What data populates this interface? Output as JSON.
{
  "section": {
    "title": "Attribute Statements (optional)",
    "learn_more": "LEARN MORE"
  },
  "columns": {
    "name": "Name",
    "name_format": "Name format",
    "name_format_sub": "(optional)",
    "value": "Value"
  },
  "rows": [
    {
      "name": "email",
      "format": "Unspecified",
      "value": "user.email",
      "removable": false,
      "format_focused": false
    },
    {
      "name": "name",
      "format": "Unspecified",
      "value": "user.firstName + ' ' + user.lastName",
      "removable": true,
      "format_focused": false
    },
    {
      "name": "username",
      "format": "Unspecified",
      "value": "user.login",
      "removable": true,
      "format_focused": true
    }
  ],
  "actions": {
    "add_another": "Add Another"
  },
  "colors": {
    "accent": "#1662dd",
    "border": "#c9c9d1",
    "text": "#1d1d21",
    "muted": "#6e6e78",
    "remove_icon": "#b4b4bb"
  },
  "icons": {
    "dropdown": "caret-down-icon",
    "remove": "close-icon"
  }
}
======
■ **Task to carry out**
Each line above must be reproduced exactly as it stands.

■ **Task output**
What data populates this interface? Output as JSON.
{
  "section": {
    "title": "Attribute Statements (optional)",
    "learn_more": "LEARN MORE"
  },
  "columns": {
    "name": "Name",
    "name_format": "Name format",
    "name_format_sub": "(optional)",
    "value": "Value"
  },
  "rows": [
    {
      "name": "email",
      "format": "Unspecified",
      "value": "user.email",
      "removable": false,
      "format_focused": false
    },
    {
      "name": "name",
      "format": "Unspecified",
      "value": "user.firstName + ' ' + user.lastName",
      "removable": true,
      "format_focused": false
    },
    {
      "name": "username",
      "format": "Unspecified",
      "value": "user.login",
      "removable": true,
      "format_focused": true
    }
  ],
  "actions": {
    "add_another": "Add Another"
  },
  "colors": {
    "accent": "#1662dd",
    "border": "#c9c9d1",
    "text": "#1d1d21",
    "muted": "#6e6e78",
    "remove_icon": "#b4b4bb"
  },
  "icons": {
    "dropdown": "caret-down-icon",
    "remove": "close-icon"
  }
}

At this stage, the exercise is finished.